---------- Task input

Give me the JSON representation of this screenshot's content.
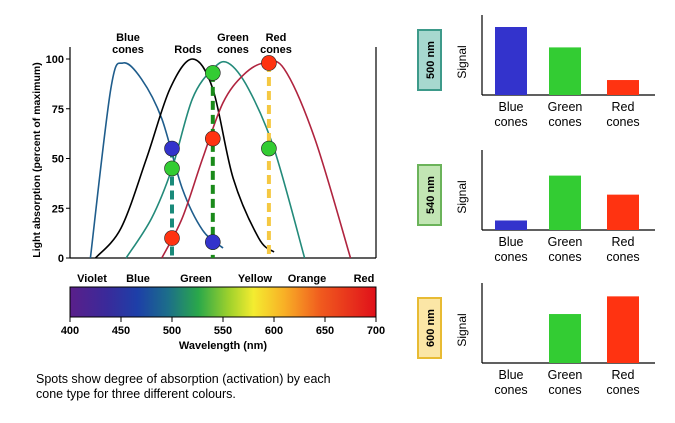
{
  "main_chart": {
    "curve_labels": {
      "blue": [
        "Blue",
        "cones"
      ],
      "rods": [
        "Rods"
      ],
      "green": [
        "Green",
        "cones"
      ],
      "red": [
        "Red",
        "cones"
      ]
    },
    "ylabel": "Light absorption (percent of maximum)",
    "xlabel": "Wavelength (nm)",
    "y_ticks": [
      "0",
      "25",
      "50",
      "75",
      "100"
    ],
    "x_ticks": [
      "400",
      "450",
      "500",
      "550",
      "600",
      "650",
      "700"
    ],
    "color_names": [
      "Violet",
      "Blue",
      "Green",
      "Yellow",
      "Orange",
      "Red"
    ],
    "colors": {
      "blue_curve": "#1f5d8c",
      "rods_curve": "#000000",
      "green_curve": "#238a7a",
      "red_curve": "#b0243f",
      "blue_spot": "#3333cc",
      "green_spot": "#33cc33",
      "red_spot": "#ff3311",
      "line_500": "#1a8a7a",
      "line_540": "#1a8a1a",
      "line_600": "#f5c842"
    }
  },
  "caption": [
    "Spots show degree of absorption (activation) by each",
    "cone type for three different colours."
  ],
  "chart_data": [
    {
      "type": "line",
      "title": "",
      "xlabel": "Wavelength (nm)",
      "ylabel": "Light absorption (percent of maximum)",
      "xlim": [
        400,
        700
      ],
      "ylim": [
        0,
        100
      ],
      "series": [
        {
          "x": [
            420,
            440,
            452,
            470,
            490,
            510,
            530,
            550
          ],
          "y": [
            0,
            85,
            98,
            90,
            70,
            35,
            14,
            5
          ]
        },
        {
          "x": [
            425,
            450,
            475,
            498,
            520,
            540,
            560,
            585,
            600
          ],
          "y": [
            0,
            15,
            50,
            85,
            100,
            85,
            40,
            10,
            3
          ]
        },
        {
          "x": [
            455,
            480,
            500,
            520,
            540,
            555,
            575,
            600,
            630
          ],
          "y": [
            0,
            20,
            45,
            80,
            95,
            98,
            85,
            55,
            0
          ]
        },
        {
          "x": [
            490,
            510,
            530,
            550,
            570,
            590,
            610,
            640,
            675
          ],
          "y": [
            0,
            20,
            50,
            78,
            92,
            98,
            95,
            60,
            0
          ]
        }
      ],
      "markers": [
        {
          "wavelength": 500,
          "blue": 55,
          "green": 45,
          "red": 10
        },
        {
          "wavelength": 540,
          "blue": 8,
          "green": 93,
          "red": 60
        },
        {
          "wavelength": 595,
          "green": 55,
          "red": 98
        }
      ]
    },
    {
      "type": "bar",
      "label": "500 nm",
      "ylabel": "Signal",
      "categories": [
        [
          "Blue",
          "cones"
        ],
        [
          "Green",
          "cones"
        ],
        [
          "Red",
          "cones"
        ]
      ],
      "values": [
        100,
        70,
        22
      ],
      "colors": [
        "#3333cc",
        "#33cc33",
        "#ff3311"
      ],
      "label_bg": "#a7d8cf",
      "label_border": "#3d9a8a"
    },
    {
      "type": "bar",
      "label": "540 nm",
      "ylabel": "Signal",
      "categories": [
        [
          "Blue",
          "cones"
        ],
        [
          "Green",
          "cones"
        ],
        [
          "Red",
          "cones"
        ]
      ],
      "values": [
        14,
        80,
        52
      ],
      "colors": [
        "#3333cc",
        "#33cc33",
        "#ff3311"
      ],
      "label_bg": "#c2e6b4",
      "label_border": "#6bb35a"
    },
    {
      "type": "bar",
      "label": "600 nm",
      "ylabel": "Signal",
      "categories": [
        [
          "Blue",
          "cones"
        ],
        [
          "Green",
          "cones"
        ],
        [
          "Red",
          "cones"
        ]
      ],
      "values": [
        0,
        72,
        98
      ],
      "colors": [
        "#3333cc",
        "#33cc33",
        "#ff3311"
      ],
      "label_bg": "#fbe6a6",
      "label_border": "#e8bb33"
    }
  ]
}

--------------------
---------- Task input

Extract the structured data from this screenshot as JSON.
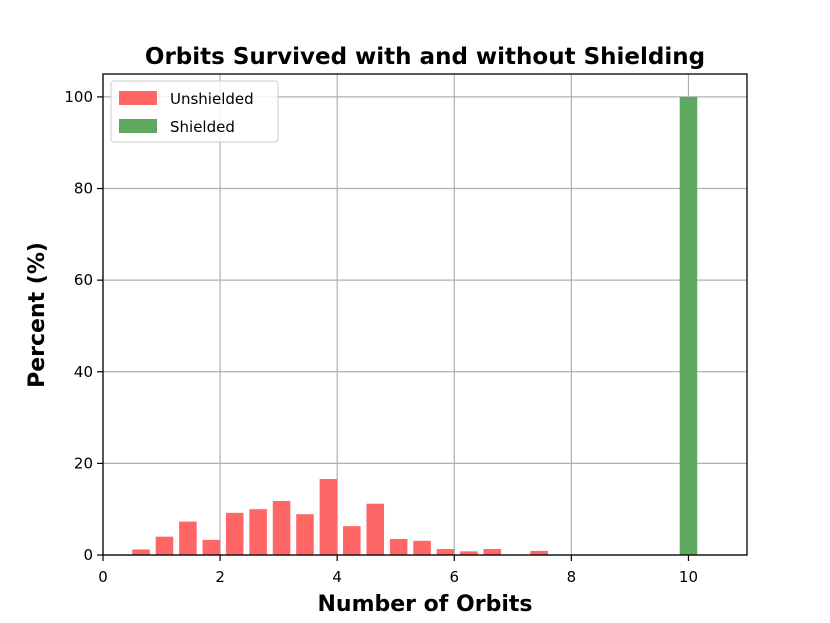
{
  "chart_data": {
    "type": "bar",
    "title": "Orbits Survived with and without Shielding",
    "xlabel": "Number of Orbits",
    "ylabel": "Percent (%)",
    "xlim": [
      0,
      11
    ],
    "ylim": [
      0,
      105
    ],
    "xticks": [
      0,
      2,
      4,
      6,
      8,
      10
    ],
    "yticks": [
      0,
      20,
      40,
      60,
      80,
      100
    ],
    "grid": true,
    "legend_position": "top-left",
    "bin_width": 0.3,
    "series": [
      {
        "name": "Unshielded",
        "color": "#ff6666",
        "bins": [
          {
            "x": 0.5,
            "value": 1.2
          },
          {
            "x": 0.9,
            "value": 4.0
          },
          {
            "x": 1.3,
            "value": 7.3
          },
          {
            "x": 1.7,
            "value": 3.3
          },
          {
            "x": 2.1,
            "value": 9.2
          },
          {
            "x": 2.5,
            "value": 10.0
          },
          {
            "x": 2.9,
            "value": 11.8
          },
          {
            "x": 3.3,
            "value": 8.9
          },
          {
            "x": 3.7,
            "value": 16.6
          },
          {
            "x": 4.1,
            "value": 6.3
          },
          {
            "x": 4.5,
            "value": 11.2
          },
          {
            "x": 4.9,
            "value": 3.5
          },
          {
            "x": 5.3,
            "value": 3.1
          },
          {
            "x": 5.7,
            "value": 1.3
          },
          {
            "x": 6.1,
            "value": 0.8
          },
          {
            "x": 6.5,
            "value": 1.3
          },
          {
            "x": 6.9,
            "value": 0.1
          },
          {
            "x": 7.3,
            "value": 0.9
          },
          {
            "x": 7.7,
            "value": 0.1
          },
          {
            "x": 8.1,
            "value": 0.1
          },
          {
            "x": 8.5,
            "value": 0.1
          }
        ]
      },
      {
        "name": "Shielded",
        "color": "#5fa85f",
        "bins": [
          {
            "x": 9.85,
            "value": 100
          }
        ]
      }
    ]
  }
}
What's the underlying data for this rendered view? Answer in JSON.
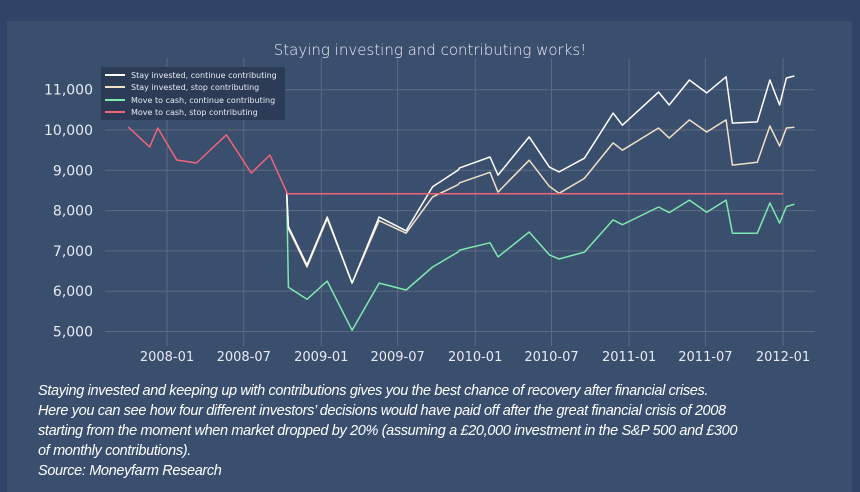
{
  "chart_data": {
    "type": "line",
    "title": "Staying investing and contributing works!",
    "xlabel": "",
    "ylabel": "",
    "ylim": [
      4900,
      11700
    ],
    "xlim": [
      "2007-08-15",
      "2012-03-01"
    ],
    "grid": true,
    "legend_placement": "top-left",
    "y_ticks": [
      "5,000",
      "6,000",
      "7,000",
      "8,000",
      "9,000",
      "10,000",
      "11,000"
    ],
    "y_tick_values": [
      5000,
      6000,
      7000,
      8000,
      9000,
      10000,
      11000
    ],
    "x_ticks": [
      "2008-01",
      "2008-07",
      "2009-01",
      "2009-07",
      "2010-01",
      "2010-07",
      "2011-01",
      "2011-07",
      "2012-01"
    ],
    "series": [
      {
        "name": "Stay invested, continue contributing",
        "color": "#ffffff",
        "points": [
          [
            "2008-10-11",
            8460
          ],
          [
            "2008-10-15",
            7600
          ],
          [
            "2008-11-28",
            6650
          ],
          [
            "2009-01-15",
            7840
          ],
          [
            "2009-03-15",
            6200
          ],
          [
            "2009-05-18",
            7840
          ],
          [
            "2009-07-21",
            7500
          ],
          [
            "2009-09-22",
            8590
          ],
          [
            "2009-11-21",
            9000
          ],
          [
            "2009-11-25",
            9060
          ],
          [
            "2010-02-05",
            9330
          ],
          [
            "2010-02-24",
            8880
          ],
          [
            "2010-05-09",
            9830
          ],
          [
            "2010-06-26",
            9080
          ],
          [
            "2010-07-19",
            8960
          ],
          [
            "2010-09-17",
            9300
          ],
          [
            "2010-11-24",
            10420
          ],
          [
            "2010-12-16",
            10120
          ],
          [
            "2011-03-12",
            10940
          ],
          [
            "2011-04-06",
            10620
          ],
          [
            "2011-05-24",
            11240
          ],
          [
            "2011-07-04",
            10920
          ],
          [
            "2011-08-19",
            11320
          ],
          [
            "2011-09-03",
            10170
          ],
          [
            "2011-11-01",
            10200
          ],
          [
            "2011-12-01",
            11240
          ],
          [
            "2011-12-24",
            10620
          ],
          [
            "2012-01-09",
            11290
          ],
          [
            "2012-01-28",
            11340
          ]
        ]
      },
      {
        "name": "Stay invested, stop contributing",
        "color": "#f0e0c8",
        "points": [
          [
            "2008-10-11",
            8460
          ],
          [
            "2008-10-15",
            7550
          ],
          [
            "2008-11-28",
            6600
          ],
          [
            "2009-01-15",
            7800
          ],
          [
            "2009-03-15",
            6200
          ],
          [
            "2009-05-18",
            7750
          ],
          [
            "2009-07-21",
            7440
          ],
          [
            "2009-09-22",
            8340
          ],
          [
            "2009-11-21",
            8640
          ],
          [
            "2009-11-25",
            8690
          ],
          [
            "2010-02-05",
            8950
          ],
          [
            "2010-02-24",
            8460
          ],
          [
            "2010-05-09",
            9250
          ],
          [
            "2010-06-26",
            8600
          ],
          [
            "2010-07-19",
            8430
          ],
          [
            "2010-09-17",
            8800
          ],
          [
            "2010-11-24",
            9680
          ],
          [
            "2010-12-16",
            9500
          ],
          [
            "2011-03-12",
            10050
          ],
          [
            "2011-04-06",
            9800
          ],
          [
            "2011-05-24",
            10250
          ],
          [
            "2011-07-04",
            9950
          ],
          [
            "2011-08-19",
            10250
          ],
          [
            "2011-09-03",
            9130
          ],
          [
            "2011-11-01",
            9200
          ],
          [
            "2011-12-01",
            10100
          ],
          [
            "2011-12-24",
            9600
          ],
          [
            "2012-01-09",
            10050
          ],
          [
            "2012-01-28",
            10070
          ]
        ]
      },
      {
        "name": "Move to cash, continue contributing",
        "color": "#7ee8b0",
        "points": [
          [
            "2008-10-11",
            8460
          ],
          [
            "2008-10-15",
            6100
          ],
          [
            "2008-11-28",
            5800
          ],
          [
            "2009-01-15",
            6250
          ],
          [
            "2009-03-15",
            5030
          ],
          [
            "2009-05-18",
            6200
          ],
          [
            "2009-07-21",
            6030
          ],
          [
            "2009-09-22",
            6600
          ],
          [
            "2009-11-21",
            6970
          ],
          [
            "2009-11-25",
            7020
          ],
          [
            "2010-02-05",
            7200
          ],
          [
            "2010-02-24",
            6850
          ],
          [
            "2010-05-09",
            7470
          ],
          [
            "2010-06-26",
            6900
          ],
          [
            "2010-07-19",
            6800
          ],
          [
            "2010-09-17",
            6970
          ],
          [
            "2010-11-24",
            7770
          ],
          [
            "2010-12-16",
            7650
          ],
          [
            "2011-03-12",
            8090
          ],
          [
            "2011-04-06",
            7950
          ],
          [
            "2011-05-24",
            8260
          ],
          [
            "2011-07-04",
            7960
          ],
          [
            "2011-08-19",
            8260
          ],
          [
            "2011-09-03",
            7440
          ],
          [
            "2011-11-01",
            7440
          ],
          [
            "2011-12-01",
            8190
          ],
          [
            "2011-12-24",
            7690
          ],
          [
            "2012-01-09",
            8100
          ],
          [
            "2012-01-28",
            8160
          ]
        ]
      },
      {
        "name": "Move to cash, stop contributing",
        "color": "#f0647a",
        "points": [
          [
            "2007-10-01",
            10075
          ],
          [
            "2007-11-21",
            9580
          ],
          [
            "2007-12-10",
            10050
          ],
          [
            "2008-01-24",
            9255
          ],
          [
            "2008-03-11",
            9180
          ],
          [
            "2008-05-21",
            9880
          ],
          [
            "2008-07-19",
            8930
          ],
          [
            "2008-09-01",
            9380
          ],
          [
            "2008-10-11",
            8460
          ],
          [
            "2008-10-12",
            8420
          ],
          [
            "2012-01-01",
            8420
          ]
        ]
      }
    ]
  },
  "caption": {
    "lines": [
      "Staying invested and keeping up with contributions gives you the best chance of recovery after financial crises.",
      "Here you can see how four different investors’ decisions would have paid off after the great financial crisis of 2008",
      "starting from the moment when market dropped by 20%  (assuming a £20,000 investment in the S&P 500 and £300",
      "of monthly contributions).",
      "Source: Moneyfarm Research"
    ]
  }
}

--------------------

* To do *
From the data above, copy each line that has the string "contributing".

* Answer to this exercise *
    "title": "Staying investing and contributing works!",
        "name": "Stay invested, continue contributing",
        "name": "Stay invested, stop contributing",
        "name": "Move to cash, continue contributing",
        "name": "Move to cash, stop contributing",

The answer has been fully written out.